- **BRIEF**: Read the data and repeat all of it exactly.

- **INPUT DATA**:
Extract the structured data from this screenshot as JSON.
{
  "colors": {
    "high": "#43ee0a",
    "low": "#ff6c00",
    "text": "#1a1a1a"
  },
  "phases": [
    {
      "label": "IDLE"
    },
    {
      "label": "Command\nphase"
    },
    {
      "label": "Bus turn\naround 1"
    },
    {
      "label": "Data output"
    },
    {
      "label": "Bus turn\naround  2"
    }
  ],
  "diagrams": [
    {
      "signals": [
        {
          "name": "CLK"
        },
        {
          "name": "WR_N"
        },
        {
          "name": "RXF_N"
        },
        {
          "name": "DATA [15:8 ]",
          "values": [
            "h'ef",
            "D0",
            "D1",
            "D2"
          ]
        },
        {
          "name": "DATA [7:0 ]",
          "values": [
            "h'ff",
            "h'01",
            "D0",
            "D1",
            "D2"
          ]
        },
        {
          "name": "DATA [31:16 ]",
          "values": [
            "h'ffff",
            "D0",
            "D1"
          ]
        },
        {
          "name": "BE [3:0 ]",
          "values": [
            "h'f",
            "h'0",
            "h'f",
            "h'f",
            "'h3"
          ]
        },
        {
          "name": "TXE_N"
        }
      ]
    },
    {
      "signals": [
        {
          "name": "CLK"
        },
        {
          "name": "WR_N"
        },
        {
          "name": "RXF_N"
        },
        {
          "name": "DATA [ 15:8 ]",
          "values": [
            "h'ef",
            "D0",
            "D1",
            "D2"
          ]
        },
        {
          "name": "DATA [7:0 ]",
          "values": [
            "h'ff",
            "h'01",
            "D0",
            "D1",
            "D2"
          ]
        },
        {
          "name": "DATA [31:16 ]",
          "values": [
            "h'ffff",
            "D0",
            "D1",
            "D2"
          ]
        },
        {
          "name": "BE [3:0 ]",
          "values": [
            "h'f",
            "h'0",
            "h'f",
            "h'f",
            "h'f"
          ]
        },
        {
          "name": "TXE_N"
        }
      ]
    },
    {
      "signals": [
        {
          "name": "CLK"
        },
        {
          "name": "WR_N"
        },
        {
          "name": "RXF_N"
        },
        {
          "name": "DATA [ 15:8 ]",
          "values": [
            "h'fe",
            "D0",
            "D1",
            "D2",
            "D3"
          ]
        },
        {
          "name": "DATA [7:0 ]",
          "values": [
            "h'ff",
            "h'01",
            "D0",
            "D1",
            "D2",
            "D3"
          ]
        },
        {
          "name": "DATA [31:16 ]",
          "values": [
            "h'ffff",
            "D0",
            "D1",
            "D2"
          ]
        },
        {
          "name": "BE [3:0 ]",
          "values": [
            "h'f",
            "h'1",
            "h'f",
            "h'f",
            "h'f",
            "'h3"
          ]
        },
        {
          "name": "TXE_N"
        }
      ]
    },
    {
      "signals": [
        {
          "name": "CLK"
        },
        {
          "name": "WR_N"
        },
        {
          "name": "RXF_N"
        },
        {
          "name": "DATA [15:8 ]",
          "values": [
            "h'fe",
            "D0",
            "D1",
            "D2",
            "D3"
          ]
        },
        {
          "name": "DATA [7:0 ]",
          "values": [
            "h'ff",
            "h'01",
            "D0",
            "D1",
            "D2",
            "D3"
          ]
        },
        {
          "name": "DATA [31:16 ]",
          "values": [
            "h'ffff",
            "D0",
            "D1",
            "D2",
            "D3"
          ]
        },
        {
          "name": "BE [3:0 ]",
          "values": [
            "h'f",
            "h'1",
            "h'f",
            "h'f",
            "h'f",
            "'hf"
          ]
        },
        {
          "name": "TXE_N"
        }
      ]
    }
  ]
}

- **TASK OUTPUT**:
Extract the structured data from this screenshot as JSON.
{
  "colors": {
    "high": "#43ee0a",
    "low": "#ff6c00",
    "text": "#1a1a1a"
  },
  "phases": [
    {
      "label": "IDLE"
    },
    {
      "label": "Command\nphase"
    },
    {
      "label": "Bus turn\naround 1"
    },
    {
      "label": "Data output"
    },
    {
      "label": "Bus turn\naround  2"
    }
  ],
  "diagrams": [
    {
      "signals": [
        {
          "name": "CLK"
        },
        {
          "name": "WR_N"
        },
        {
          "name": "RXF_N"
        },
        {
          "name": "DATA [15:8 ]",
          "values": [
            "h'ef",
            "D0",
            "D1",
            "D2"
          ]
        },
        {
          "name": "DATA [7:0 ]",
          "values": [
            "h'ff",
            "h'01",
            "D0",
            "D1",
            "D2"
          ]
        },
        {
          "name": "DATA [31:16 ]",
          "values": [
            "h'ffff",
            "D0",
            "D1"
          ]
        },
        {
          "name": "BE [3:0 ]",
          "values": [
            "h'f",
            "h'0",
            "h'f",
            "h'f",
            "'h3"
          ]
        },
        {
          "name": "TXE_N"
        }
      ]
    },
    {
      "signals": [
        {
          "name": "CLK"
        },
        {
          "name": "WR_N"
        },
        {
          "name": "RXF_N"
        },
        {
          "name": "DATA [ 15:8 ]",
          "values": [
            "h'ef",
            "D0",
            "D1",
            "D2"
          ]
        },
        {
          "name": "DATA [7:0 ]",
          "values": [
            "h'ff",
            "h'01",
            "D0",
            "D1",
            "D2"
          ]
        },
        {
          "name": "DATA [31:16 ]",
          "values": [
            "h'ffff",
            "D0",
            "D1",
            "D2"
          ]
        },
        {
          "name": "BE [3:0 ]",
          "values": [
            "h'f",
            "h'0",
            "h'f",
            "h'f",
            "h'f"
          ]
        },
        {
          "name": "TXE_N"
        }
      ]
    },
    {
      "signals": [
        {
          "name": "CLK"
        },
        {
          "name": "WR_N"
        },
        {
          "name": "RXF_N"
        },
        {
          "name": "DATA [ 15:8 ]",
          "values": [
            "h'fe",
            "D0",
            "D1",
            "D2",
            "D3"
          ]
        },
        {
          "name": "DATA [7:0 ]",
          "values": [
            "h'ff",
            "h'01",
            "D0",
            "D1",
            "D2",
            "D3"
          ]
        },
        {
          "name": "DATA [31:16 ]",
          "values": [
            "h'ffff",
            "D0",
            "D1",
            "D2"
          ]
        },
        {
          "name": "BE [3:0 ]",
          "values": [
            "h'f",
            "h'1",
            "h'f",
            "h'f",
            "h'f",
            "'h3"
          ]
        },
        {
          "name": "TXE_N"
        }
      ]
    },
    {
      "signals": [
        {
          "name": "CLK"
        },
        {
          "name": "WR_N"
        },
        {
          "name": "RXF_N"
        },
        {
          "name": "DATA [15:8 ]",
          "values": [
            "h'fe",
            "D0",
            "D1",
            "D2",
            "D3"
          ]
        },
        {
          "name": "DATA [7:0 ]",
          "values": [
            "h'ff",
            "h'01",
            "D0",
            "D1",
            "D2",
            "D3"
          ]
        },
        {
          "name": "DATA [31:16 ]",
          "values": [
            "h'ffff",
            "D0",
            "D1",
            "D2",
            "D3"
          ]
        },
        {
          "name": "BE [3:0 ]",
          "values": [
            "h'f",
            "h'1",
            "h'f",
            "h'f",
            "h'f",
            "'hf"
          ]
        },
        {
          "name": "TXE_N"
        }
      ]
    }
  ]
}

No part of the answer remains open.